EXERCISE: Search the listing for the string "происходящие" and copy every line that contains it.

========================================

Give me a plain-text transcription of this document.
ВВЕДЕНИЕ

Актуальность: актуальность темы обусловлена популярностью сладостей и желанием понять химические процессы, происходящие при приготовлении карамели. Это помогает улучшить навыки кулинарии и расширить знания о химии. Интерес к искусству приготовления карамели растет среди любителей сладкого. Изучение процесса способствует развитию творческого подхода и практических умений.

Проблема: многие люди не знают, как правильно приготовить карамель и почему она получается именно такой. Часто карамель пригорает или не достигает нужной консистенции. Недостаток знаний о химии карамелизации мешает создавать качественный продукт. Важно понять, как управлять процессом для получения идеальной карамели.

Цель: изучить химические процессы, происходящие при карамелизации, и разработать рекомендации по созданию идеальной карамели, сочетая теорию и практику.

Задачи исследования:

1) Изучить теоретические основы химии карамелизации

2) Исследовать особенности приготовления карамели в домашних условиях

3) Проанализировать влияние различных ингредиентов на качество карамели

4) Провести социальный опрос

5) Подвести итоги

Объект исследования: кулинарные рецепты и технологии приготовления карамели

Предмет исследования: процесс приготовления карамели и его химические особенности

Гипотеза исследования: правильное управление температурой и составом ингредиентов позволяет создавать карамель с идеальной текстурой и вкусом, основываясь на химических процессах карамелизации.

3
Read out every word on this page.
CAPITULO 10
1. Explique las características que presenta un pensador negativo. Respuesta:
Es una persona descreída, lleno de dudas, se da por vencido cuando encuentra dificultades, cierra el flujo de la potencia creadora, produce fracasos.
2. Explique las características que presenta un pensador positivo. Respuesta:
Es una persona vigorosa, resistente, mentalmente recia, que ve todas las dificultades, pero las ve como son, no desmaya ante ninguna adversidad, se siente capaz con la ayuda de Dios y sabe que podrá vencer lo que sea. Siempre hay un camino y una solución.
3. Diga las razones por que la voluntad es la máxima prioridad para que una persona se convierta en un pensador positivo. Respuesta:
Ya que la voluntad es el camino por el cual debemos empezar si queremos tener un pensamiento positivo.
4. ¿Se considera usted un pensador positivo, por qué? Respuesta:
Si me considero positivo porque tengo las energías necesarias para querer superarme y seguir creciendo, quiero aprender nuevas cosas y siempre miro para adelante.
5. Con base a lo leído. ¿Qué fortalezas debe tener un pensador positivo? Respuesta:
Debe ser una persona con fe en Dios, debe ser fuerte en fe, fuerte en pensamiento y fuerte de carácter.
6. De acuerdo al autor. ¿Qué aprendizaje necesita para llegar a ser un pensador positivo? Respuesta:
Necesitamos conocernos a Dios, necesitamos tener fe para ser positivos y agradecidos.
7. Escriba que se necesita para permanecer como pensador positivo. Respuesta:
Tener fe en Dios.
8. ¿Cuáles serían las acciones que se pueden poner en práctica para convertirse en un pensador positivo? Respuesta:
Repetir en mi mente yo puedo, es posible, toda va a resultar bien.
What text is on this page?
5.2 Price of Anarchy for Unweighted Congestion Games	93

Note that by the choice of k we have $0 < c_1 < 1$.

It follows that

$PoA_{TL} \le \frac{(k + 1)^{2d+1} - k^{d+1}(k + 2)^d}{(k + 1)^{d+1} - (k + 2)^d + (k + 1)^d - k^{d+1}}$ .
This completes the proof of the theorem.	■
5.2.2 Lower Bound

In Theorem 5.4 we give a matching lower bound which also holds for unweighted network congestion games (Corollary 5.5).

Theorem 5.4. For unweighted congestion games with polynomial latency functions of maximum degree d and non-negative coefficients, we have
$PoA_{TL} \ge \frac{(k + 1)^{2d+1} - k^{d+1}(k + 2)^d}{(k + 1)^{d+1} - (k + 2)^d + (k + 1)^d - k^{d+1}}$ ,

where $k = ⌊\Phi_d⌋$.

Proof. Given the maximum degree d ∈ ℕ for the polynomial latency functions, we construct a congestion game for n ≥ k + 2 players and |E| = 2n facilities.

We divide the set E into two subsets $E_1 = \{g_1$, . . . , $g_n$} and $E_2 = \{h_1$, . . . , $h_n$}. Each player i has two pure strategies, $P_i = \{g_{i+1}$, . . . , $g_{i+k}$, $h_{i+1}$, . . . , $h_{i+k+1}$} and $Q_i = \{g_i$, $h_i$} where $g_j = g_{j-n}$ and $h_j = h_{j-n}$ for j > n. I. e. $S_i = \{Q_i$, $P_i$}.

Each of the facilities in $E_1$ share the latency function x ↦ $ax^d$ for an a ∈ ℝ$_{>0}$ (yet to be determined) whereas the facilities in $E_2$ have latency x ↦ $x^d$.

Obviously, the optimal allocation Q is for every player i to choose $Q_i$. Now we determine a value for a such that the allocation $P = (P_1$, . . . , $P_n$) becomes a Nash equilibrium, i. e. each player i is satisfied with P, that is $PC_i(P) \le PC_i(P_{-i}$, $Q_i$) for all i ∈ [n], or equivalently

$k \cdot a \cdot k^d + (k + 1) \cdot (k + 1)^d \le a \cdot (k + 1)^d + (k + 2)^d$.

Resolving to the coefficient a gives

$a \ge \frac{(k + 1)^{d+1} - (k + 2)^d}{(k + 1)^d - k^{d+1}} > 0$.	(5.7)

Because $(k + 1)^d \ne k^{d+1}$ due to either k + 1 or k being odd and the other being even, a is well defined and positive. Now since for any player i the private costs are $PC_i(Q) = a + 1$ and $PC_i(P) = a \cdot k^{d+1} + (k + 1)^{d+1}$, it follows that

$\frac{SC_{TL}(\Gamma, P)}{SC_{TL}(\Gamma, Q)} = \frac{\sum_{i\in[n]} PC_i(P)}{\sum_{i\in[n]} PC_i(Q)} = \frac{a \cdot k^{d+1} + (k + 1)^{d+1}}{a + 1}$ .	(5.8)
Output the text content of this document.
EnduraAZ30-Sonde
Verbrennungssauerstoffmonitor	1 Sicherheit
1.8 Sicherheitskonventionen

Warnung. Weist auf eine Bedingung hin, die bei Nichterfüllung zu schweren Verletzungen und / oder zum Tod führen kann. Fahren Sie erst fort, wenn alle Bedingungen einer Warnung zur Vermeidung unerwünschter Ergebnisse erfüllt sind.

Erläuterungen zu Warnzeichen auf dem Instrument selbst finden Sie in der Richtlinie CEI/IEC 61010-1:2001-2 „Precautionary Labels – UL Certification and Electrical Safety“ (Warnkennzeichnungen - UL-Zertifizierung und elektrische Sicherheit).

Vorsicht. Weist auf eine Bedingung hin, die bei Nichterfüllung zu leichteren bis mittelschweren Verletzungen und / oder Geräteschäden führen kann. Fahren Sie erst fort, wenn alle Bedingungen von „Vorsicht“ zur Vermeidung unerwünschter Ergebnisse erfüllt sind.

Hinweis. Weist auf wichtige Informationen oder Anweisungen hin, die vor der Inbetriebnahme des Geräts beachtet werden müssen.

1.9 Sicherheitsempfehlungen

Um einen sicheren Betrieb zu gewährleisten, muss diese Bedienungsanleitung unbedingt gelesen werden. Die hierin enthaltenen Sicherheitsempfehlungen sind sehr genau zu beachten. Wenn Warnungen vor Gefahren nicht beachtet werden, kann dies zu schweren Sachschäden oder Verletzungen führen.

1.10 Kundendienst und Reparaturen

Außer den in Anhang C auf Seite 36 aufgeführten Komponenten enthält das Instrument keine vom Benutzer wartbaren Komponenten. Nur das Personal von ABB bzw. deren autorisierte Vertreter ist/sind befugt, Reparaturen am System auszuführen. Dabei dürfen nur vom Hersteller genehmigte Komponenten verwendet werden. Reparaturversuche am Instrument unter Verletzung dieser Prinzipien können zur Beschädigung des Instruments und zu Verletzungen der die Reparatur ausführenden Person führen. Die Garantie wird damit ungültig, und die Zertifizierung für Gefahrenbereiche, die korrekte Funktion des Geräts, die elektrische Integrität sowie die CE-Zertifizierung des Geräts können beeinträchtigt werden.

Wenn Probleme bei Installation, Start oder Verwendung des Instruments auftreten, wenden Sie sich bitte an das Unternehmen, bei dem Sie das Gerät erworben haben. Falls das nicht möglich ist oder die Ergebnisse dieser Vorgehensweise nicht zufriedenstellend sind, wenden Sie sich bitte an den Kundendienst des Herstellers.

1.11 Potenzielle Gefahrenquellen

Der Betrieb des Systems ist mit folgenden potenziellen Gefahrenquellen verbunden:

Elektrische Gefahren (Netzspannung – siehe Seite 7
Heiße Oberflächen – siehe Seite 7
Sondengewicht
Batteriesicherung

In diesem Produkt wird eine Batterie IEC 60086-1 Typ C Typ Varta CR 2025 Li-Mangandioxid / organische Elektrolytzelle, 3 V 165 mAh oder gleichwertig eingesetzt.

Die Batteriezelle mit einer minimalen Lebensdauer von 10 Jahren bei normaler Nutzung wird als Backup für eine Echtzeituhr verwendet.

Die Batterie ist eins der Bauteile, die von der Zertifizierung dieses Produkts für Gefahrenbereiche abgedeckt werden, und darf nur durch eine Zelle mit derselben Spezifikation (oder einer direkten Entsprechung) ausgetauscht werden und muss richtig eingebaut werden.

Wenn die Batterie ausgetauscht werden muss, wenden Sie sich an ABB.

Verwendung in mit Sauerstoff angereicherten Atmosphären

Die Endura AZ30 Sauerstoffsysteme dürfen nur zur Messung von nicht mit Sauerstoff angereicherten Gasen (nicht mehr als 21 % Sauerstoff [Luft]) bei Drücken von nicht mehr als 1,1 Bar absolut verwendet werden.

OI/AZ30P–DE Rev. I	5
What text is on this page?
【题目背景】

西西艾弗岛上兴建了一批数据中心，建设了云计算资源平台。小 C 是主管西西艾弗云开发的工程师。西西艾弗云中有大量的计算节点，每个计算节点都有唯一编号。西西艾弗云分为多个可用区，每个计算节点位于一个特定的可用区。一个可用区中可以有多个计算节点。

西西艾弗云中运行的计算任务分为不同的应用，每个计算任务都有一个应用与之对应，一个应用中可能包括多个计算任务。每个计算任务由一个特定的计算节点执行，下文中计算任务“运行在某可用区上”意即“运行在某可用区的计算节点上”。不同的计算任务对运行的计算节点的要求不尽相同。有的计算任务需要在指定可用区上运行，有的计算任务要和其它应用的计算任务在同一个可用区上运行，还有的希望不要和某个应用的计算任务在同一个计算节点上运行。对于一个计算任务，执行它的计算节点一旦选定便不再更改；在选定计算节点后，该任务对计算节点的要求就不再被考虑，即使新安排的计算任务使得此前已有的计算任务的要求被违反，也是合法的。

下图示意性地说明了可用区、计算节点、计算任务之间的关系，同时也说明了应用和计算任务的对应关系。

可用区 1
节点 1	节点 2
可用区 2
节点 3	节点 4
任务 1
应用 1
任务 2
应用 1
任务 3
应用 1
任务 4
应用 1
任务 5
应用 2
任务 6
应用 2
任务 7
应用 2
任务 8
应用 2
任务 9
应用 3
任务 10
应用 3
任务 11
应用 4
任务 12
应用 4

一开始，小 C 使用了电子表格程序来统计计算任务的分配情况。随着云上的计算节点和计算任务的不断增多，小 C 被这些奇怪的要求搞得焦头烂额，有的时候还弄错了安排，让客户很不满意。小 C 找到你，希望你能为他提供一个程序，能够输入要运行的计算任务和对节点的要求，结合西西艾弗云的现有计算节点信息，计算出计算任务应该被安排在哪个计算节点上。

========================================

THE SOLUTION:
Актуальность: актуальность темы обусловлена популярностью сладостей и желанием понять химические процессы, происходящие при приготовлении карамели. Это помогает улучшить навыки кулинарии и расширить знания о химии. Интерес к искусству приготовления карамели растет среди любителей сладкого. Изучение процесса способствует развитию творческого подхода и практических умений.
Цель: изучить химические процессы, происходящие при карамелизации, и разработать рекомендации по созданию идеальной карамели, сочетая теорию и практику.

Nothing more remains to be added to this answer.